**Problem:** For every line in the records that has the word "JSON", make a copy.

-- Begin Provided material --

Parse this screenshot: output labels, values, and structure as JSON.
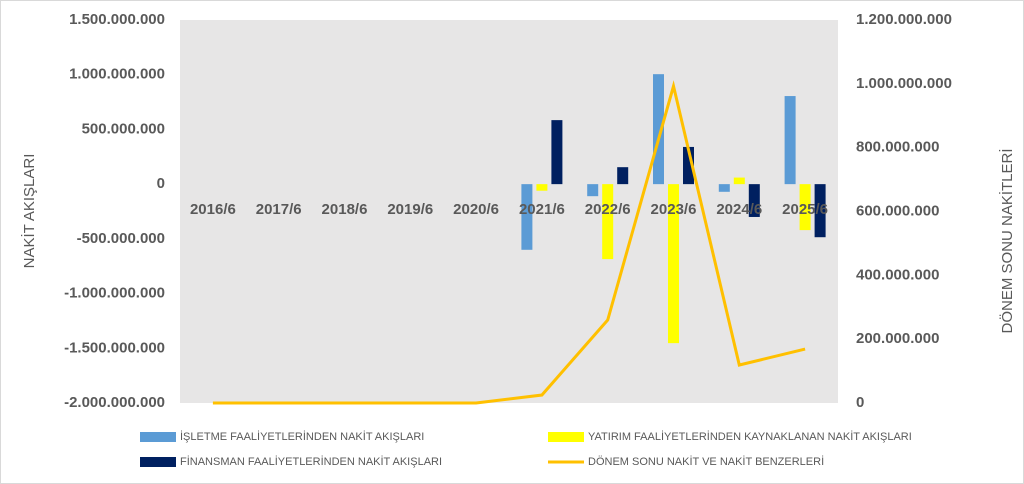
{
  "chart_data": {
    "type": "bar",
    "categories": [
      "2016/6",
      "2017/6",
      "2018/6",
      "2019/6",
      "2020/6",
      "2021/6",
      "2022/6",
      "2023/6",
      "2024/6",
      "2025/6"
    ],
    "ylabel": "NAKİT AKIŞLARI",
    "y2label": "DÖNEM SONU NAKİTLERİ",
    "ylim": [
      -2000000000,
      1500000000
    ],
    "yticks": [
      {
        "value": -2000000000,
        "label": "-2.000.000.000"
      },
      {
        "value": -1500000000,
        "label": "-1.500.000.000"
      },
      {
        "value": -1000000000,
        "label": "-1.000.000.000"
      },
      {
        "value": -500000000,
        "label": "-500.000.000"
      },
      0,
      {
        "value": 500000000,
        "label": "500.000.000"
      },
      {
        "value": 1000000000,
        "label": "1.000.000.000"
      },
      {
        "value": 1500000000,
        "label": "1.500.000.000"
      }
    ],
    "y2lim": [
      0,
      1200000000
    ],
    "y2ticks": [
      0,
      {
        "value": 200000000,
        "label": "200.000.000"
      },
      {
        "value": 400000000,
        "label": "400.000.000"
      },
      {
        "value": 600000000,
        "label": "600.000.000"
      },
      {
        "value": 800000000,
        "label": "800.000.000"
      },
      {
        "value": 1000000000,
        "label": "1.000.000.000"
      },
      {
        "value": 1200000000,
        "label": "1.200.000.000"
      }
    ],
    "series": [
      {
        "name": "İŞLETME FAALİYETLERİNDEN NAKİT AKIŞLARI",
        "color": "#5b9bd5",
        "values": [
          null,
          null,
          null,
          null,
          null,
          -600000000,
          -110000000,
          1005000000,
          -70000000,
          805000000
        ]
      },
      {
        "name": "YATIRIM FAALİYETLERİNDEN KAYNAKLANAN NAKİT AKIŞLARI",
        "color": "#ffff00",
        "values": [
          null,
          null,
          null,
          null,
          null,
          -60000000,
          -685000000,
          -1453000000,
          60000000,
          -420000000
        ]
      },
      {
        "name": "FİNANSMAN FAALİYETLERİNDEN NAKİT AKIŞLARI",
        "color": "#002060",
        "values": [
          null,
          null,
          null,
          null,
          null,
          585000000,
          155000000,
          340000000,
          -300000000,
          -485000000
        ]
      },
      {
        "name": "DÖNEM SONU NAKİT VE NAKİT BENZERLERİ",
        "color": "#ffc000",
        "type": "line",
        "axis": "y2",
        "values": [
          0,
          0,
          0,
          0,
          0,
          25000000,
          260000000,
          993000000,
          119000000,
          169000000
        ]
      }
    ]
  }
}
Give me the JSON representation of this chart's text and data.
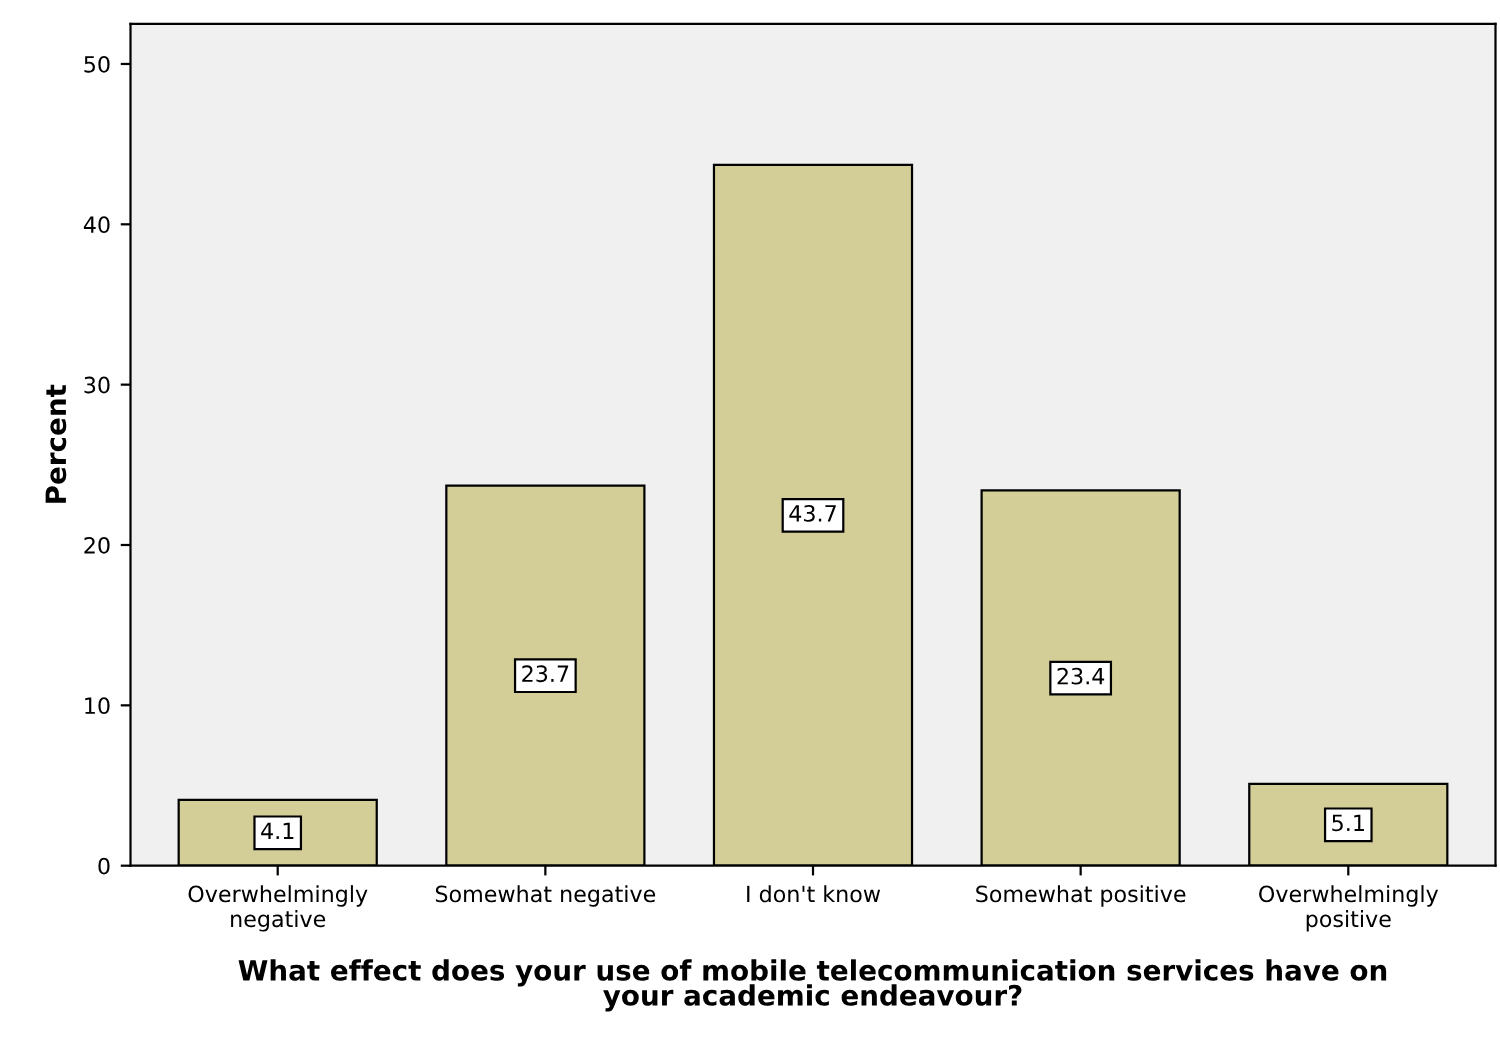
{
  "chart_data": {
    "type": "bar",
    "xlabel": "What effect does your use of mobile telecommunication services have on\nyour academic endeavour?",
    "ylabel": "Percent",
    "categories": [
      "Overwhelmingly\nnegative",
      "Somewhat negative",
      "I don't know",
      "Somewhat positive",
      "Overwhelmingly\npositive"
    ],
    "values": [
      4.1,
      23.7,
      43.7,
      23.4,
      5.1
    ],
    "color": "#d3ce97",
    "ylim": [
      0,
      52.5
    ],
    "yticks": [
      0,
      10,
      20,
      30,
      40,
      50
    ],
    "data_labels": true,
    "grid": false,
    "legend": false
  }
}
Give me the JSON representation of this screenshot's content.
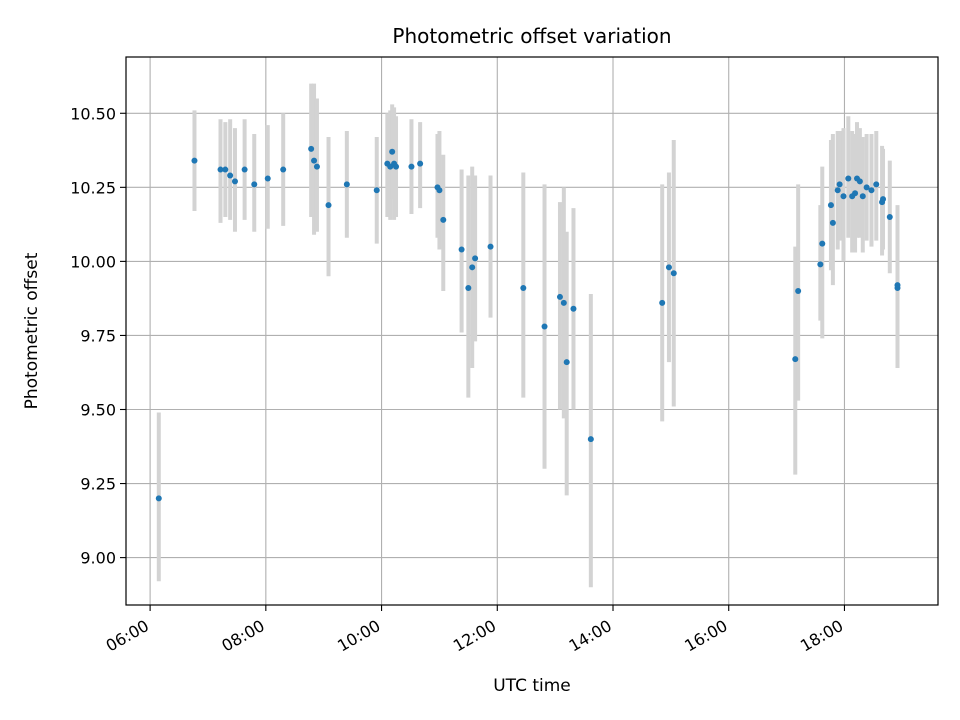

-- End Provided material --

**Result for this task:**
Parse this screenshot: output labels, values, and structure as JSON.
Give me the JSON representation of this chart's text and data.
Give me the JSON representation of this screenshot's content.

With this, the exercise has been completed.